====== Raw data ======

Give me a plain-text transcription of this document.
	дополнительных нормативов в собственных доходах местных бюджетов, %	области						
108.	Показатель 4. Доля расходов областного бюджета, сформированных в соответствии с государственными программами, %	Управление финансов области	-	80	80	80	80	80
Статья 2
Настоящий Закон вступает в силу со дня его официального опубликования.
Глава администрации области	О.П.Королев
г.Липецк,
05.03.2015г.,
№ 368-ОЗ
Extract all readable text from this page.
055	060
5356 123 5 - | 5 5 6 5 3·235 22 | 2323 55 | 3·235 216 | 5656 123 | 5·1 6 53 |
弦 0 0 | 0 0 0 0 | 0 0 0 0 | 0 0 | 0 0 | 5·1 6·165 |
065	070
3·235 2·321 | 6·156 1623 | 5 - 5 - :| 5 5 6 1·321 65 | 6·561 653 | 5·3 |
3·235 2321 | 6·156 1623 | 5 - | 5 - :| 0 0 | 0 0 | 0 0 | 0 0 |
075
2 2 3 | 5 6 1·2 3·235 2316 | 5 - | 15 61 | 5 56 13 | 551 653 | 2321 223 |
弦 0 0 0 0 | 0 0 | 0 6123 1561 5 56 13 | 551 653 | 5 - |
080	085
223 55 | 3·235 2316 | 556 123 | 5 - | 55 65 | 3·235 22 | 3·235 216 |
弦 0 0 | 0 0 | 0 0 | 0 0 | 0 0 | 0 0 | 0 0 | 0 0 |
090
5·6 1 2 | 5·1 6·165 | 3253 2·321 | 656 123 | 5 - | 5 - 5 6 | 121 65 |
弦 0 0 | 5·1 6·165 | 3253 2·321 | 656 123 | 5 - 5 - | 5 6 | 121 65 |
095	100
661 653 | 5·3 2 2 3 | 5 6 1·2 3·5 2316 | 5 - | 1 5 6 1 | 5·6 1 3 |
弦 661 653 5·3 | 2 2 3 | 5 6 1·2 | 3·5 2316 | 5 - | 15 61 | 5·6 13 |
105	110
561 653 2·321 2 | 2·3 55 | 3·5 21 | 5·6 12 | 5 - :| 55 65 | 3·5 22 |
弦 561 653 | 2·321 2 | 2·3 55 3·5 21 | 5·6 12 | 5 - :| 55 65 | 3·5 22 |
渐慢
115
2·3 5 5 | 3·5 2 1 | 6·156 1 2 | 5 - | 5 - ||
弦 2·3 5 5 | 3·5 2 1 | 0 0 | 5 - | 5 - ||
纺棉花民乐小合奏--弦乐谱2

======

▸ **Goal**
Find the word "text" and list each line it appears in.

▸ **Full answer**
Give me a plain-text transcription of this document.
Extract all readable text from this page.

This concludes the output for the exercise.